Given request: Retype each line exactly. Skip images.

_____

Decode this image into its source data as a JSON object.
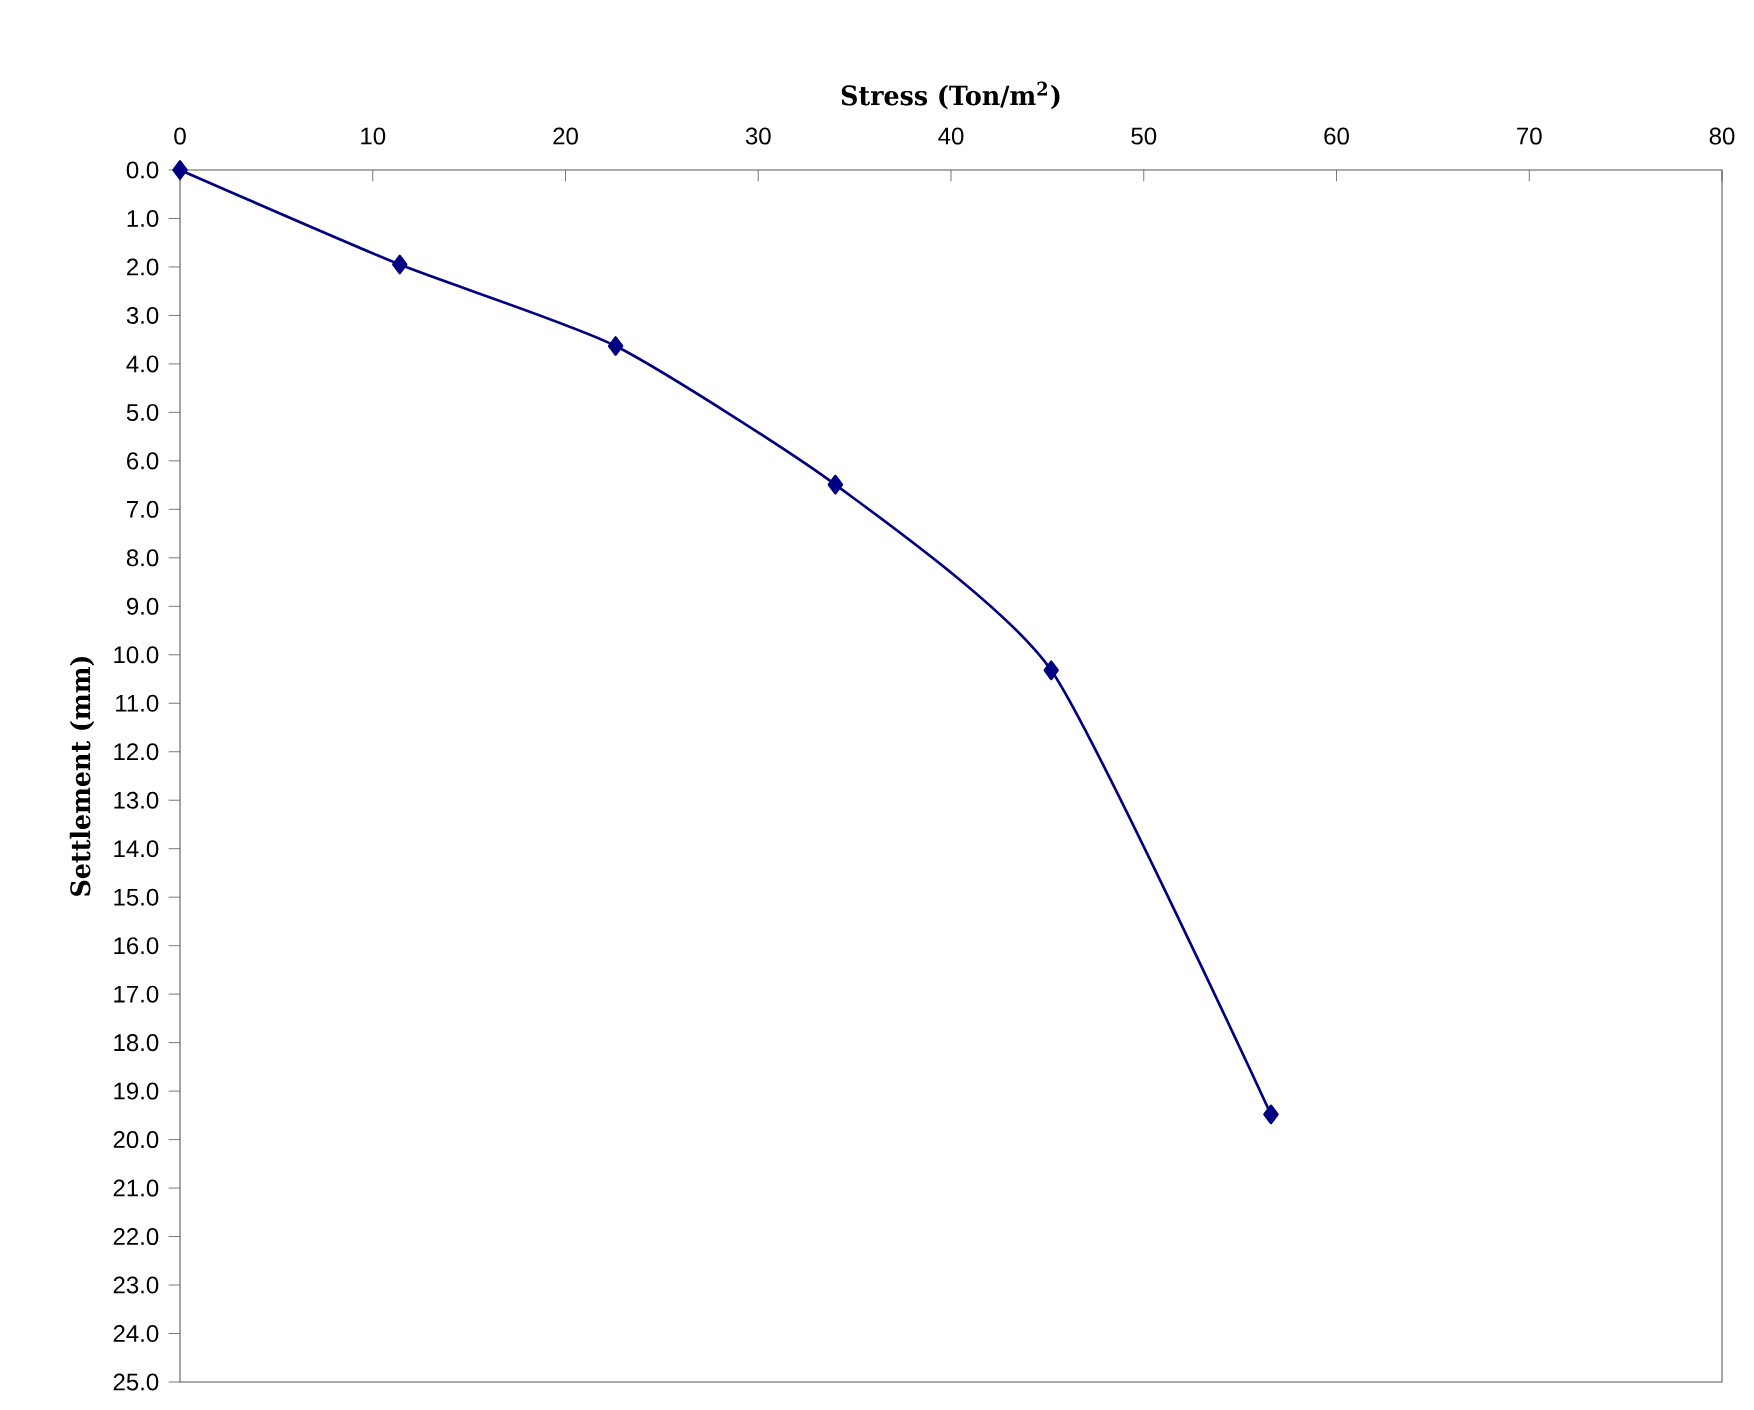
{
  "chart_data": {
    "type": "line",
    "xlabel": "Stress (Ton/m$^{2}$)",
    "ylabel": "Settlement (mm)",
    "x": [
      0,
      11.4,
      22.6,
      34.0,
      45.2,
      56.6
    ],
    "series": [
      {
        "color": "#000080",
        "values": [
          0,
          1.95,
          3.63,
          6.49,
          10.32,
          19.48
        ]
      }
    ],
    "marker": "diamond",
    "line_style": "solid",
    "xlim": [
      0,
      80
    ],
    "xticks": [
      0,
      10,
      20,
      30,
      40,
      50,
      60,
      70,
      80
    ],
    "ylim": [
      25,
      0
    ],
    "yticks": [
      {
        "value": 0,
        "label": "0.0"
      },
      {
        "value": 1,
        "label": "1.0"
      },
      {
        "value": 2,
        "label": "2.0"
      },
      {
        "value": 3,
        "label": "3.0"
      },
      {
        "value": 4,
        "label": "4.0"
      },
      {
        "value": 5,
        "label": "5.0"
      },
      {
        "value": 6,
        "label": "6.0"
      },
      {
        "value": 7,
        "label": "7.0"
      },
      {
        "value": 8,
        "label": "8.0"
      },
      {
        "value": 9,
        "label": "9.0"
      },
      {
        "value": 10,
        "label": "10.0"
      },
      {
        "value": 11,
        "label": "11.0"
      },
      {
        "value": 12,
        "label": "12.0"
      },
      {
        "value": 13,
        "label": "13.0"
      },
      {
        "value": 14,
        "label": "14.0"
      },
      {
        "value": 15,
        "label": "15.0"
      },
      {
        "value": 16,
        "label": "16.0"
      },
      {
        "value": 17,
        "label": "17.0"
      },
      {
        "value": 18,
        "label": "18.0"
      },
      {
        "value": 19,
        "label": "19.0"
      },
      {
        "value": 20,
        "label": "20.0"
      },
      {
        "value": 21,
        "label": "21.0"
      },
      {
        "value": 22,
        "label": "22.0"
      },
      {
        "value": 23,
        "label": "23.0"
      },
      {
        "value": 24,
        "label": "24.0"
      },
      {
        "value": 25,
        "label": "25.0"
      }
    ]
  }
}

_____

The reply:
Decode this image into its source data as a JSON object.
{
  "chart_data": {
    "type": "line",
    "xlabel": "Stress (Ton/m$^{2}$)",
    "ylabel": "Settlement (mm)",
    "x": [
      0,
      11.4,
      22.6,
      34.0,
      45.2,
      56.6
    ],
    "series": [
      {
        "color": "#000080",
        "values": [
          0,
          1.95,
          3.63,
          6.49,
          10.32,
          19.48
        ]
      }
    ],
    "marker": "diamond",
    "line_style": "solid",
    "xlim": [
      0,
      80
    ],
    "xticks": [
      0,
      10,
      20,
      30,
      40,
      50,
      60,
      70,
      80
    ],
    "ylim": [
      25,
      0
    ],
    "yticks": [
      {
        "value": 0,
        "label": "0.0"
      },
      {
        "value": 1,
        "label": "1.0"
      },
      {
        "value": 2,
        "label": "2.0"
      },
      {
        "value": 3,
        "label": "3.0"
      },
      {
        "value": 4,
        "label": "4.0"
      },
      {
        "value": 5,
        "label": "5.0"
      },
      {
        "value": 6,
        "label": "6.0"
      },
      {
        "value": 7,
        "label": "7.0"
      },
      {
        "value": 8,
        "label": "8.0"
      },
      {
        "value": 9,
        "label": "9.0"
      },
      {
        "value": 10,
        "label": "10.0"
      },
      {
        "value": 11,
        "label": "11.0"
      },
      {
        "value": 12,
        "label": "12.0"
      },
      {
        "value": 13,
        "label": "13.0"
      },
      {
        "value": 14,
        "label": "14.0"
      },
      {
        "value": 15,
        "label": "15.0"
      },
      {
        "value": 16,
        "label": "16.0"
      },
      {
        "value": 17,
        "label": "17.0"
      },
      {
        "value": 18,
        "label": "18.0"
      },
      {
        "value": 19,
        "label": "19.0"
      },
      {
        "value": 20,
        "label": "20.0"
      },
      {
        "value": 21,
        "label": "21.0"
      },
      {
        "value": 22,
        "label": "22.0"
      },
      {
        "value": 23,
        "label": "23.0"
      },
      {
        "value": 24,
        "label": "24.0"
      },
      {
        "value": 25,
        "label": "25.0"
      }
    ]
  }
}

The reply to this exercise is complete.